## CHALLENGE
What follows is a set of records, each of which is to be written out exactly.

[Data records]
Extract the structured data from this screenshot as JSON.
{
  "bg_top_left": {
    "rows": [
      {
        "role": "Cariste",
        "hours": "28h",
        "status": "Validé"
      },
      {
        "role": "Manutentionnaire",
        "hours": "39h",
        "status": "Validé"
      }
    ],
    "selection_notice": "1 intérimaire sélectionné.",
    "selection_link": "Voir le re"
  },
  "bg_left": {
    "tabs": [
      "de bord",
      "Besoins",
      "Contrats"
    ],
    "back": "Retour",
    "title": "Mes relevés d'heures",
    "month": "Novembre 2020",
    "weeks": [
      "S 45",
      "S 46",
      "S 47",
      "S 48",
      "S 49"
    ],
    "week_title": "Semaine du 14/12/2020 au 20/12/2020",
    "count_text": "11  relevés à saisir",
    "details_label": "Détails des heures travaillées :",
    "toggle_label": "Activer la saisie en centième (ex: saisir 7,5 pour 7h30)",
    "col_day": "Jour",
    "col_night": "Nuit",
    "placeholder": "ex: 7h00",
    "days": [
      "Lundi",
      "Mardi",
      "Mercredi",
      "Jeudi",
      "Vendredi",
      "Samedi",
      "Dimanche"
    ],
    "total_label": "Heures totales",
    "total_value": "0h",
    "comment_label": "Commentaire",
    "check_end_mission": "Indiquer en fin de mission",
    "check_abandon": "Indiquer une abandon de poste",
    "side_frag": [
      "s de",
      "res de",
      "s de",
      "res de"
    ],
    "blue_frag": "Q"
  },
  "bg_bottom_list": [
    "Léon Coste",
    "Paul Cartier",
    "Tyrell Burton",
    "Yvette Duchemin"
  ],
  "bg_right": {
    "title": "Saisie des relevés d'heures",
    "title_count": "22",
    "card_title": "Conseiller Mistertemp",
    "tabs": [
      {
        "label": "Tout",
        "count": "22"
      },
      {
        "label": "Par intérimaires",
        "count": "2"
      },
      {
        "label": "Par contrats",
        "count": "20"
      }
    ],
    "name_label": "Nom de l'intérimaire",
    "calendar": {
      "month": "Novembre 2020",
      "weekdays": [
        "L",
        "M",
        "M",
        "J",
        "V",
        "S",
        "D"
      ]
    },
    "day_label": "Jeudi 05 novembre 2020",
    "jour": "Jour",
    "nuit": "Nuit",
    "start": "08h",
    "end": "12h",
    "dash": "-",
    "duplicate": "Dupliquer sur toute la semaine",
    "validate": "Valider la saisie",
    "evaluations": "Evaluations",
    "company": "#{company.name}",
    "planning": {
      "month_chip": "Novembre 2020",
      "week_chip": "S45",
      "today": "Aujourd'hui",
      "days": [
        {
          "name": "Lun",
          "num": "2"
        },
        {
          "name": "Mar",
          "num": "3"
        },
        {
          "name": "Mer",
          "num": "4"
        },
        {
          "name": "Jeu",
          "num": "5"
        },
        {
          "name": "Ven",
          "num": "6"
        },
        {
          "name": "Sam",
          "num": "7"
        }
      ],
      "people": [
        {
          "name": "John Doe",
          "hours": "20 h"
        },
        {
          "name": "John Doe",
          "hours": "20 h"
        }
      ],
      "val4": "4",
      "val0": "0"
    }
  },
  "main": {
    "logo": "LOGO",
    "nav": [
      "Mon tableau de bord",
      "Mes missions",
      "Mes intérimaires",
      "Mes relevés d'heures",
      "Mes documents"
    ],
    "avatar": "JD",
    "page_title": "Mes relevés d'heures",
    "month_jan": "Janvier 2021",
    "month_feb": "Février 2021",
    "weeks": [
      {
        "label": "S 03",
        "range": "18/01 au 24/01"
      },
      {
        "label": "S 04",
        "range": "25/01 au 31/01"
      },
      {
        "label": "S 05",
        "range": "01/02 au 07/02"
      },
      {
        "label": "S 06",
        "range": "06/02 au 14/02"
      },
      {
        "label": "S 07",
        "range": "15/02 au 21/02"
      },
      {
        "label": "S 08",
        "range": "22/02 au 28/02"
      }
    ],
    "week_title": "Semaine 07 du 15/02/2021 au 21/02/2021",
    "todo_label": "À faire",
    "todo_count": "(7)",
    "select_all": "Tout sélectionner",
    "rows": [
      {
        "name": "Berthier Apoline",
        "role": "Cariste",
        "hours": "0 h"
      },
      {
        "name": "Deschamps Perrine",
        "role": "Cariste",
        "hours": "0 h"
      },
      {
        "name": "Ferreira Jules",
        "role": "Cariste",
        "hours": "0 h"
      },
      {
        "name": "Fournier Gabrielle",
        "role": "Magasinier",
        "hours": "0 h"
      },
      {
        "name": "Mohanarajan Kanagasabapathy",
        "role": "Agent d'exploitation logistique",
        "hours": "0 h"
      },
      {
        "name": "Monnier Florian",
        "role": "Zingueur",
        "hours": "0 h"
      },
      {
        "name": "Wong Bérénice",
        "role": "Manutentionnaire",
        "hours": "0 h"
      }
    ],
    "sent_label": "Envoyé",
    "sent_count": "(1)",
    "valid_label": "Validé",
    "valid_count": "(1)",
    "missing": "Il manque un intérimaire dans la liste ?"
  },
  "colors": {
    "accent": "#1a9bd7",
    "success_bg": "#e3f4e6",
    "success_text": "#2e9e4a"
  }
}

## EXERCISE ANSWER
Extract the structured data from this screenshot as JSON.
{
  "bg_top_left": {
    "rows": [
      {
        "role": "Cariste",
        "hours": "28h",
        "status": "Validé"
      },
      {
        "role": "Manutentionnaire",
        "hours": "39h",
        "status": "Validé"
      }
    ],
    "selection_notice": "1 intérimaire sélectionné.",
    "selection_link": "Voir le re"
  },
  "bg_left": {
    "tabs": [
      "de bord",
      "Besoins",
      "Contrats"
    ],
    "back": "Retour",
    "title": "Mes relevés d'heures",
    "month": "Novembre 2020",
    "weeks": [
      "S 45",
      "S 46",
      "S 47",
      "S 48",
      "S 49"
    ],
    "week_title": "Semaine du 14/12/2020 au 20/12/2020",
    "count_text": "11  relevés à saisir",
    "details_label": "Détails des heures travaillées :",
    "toggle_label": "Activer la saisie en centième (ex: saisir 7,5 pour 7h30)",
    "col_day": "Jour",
    "col_night": "Nuit",
    "placeholder": "ex: 7h00",
    "days": [
      "Lundi",
      "Mardi",
      "Mercredi",
      "Jeudi",
      "Vendredi",
      "Samedi",
      "Dimanche"
    ],
    "total_label": "Heures totales",
    "total_value": "0h",
    "comment_label": "Commentaire",
    "check_end_mission": "Indiquer en fin de mission",
    "check_abandon": "Indiquer une abandon de poste",
    "side_frag": [
      "s de",
      "res de",
      "s de",
      "res de"
    ],
    "blue_frag": "Q"
  },
  "bg_bottom_list": [
    "Léon Coste",
    "Paul Cartier",
    "Tyrell Burton",
    "Yvette Duchemin"
  ],
  "bg_right": {
    "title": "Saisie des relevés d'heures",
    "title_count": "22",
    "card_title": "Conseiller Mistertemp",
    "tabs": [
      {
        "label": "Tout",
        "count": "22"
      },
      {
        "label": "Par intérimaires",
        "count": "2"
      },
      {
        "label": "Par contrats",
        "count": "20"
      }
    ],
    "name_label": "Nom de l'intérimaire",
    "calendar": {
      "month": "Novembre 2020",
      "weekdays": [
        "L",
        "M",
        "M",
        "J",
        "V",
        "S",
        "D"
      ]
    },
    "day_label": "Jeudi 05 novembre 2020",
    "jour": "Jour",
    "nuit": "Nuit",
    "start": "08h",
    "end": "12h",
    "dash": "-",
    "duplicate": "Dupliquer sur toute la semaine",
    "validate": "Valider la saisie",
    "evaluations": "Evaluations",
    "company": "#{company.name}",
    "planning": {
      "month_chip": "Novembre 2020",
      "week_chip": "S45",
      "today": "Aujourd'hui",
      "days": [
        {
          "name": "Lun",
          "num": "2"
        },
        {
          "name": "Mar",
          "num": "3"
        },
        {
          "name": "Mer",
          "num": "4"
        },
        {
          "name": "Jeu",
          "num": "5"
        },
        {
          "name": "Ven",
          "num": "6"
        },
        {
          "name": "Sam",
          "num": "7"
        }
      ],
      "people": [
        {
          "name": "John Doe",
          "hours": "20 h"
        },
        {
          "name": "John Doe",
          "hours": "20 h"
        }
      ],
      "val4": "4",
      "val0": "0"
    }
  },
  "main": {
    "logo": "LOGO",
    "nav": [
      "Mon tableau de bord",
      "Mes missions",
      "Mes intérimaires",
      "Mes relevés d'heures",
      "Mes documents"
    ],
    "avatar": "JD",
    "page_title": "Mes relevés d'heures",
    "month_jan": "Janvier 2021",
    "month_feb": "Février 2021",
    "weeks": [
      {
        "label": "S 03",
        "range": "18/01 au 24/01"
      },
      {
        "label": "S 04",
        "range": "25/01 au 31/01"
      },
      {
        "label": "S 05",
        "range": "01/02 au 07/02"
      },
      {
        "label": "S 06",
        "range": "06/02 au 14/02"
      },
      {
        "label": "S 07",
        "range": "15/02 au 21/02"
      },
      {
        "label": "S 08",
        "range": "22/02 au 28/02"
      }
    ],
    "week_title": "Semaine 07 du 15/02/2021 au 21/02/2021",
    "todo_label": "À faire",
    "todo_count": "(7)",
    "select_all": "Tout sélectionner",
    "rows": [
      {
        "name": "Berthier Apoline",
        "role": "Cariste",
        "hours": "0 h"
      },
      {
        "name": "Deschamps Perrine",
        "role": "Cariste",
        "hours": "0 h"
      },
      {
        "name": "Ferreira Jules",
        "role": "Cariste",
        "hours": "0 h"
      },
      {
        "name": "Fournier Gabrielle",
        "role": "Magasinier",
        "hours": "0 h"
      },
      {
        "name": "Mohanarajan Kanagasabapathy",
        "role": "Agent d'exploitation logistique",
        "hours": "0 h"
      },
      {
        "name": "Monnier Florian",
        "role": "Zingueur",
        "hours": "0 h"
      },
      {
        "name": "Wong Bérénice",
        "role": "Manutentionnaire",
        "hours": "0 h"
      }
    ],
    "sent_label": "Envoyé",
    "sent_count": "(1)",
    "valid_label": "Validé",
    "valid_count": "(1)",
    "missing": "Il manque un intérimaire dans la liste ?"
  },
  "colors": {
    "accent": "#1a9bd7",
    "success_bg": "#e3f4e6",
    "success_text": "#2e9e4a"
  }
}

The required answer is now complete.